----- Listing
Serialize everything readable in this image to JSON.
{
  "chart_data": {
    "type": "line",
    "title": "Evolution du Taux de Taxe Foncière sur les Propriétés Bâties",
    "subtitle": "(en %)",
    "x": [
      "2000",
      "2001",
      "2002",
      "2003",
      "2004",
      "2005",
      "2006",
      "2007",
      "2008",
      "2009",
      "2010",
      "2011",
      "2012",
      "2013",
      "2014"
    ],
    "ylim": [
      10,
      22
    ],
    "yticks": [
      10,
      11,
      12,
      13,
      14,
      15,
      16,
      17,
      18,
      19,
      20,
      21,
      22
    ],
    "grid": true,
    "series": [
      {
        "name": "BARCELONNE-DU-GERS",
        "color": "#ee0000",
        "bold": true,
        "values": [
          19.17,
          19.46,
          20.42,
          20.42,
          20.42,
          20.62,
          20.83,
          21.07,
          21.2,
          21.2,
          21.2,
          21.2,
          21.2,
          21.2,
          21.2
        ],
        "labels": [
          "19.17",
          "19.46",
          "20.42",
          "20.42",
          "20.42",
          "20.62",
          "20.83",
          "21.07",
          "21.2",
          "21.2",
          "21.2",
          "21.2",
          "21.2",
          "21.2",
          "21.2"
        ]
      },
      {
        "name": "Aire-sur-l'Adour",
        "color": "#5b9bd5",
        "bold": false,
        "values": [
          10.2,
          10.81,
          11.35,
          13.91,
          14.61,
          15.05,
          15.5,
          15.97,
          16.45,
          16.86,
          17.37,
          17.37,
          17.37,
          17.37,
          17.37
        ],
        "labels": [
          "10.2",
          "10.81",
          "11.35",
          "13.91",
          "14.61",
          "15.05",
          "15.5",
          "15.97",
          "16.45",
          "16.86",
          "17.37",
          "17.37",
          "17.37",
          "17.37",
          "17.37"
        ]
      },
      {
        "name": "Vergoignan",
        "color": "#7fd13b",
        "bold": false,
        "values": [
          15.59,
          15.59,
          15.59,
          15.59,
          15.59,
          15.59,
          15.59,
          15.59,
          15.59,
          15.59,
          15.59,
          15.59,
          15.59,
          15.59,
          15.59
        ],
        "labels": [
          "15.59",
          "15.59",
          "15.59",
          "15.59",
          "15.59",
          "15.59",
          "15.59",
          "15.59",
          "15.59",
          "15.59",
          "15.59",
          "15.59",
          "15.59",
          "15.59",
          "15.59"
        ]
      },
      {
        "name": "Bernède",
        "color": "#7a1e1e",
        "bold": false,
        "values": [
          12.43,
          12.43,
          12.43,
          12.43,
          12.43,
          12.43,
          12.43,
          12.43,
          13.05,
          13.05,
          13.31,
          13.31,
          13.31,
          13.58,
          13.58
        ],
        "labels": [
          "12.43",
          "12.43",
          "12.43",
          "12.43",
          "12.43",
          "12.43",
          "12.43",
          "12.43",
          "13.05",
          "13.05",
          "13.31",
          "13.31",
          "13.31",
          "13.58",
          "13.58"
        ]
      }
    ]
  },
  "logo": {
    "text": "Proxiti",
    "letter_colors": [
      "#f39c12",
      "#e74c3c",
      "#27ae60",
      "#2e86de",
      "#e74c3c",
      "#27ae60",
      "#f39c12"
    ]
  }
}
----------
What is asked |
Select the lines from the entries that include the word "name".

Exercise output |
        "name": "BARCELONNE-DU-GERS",
        "name": "Aire-sur-l'Adour",
        "name": "Vergoignan",
        "name": "Bernède",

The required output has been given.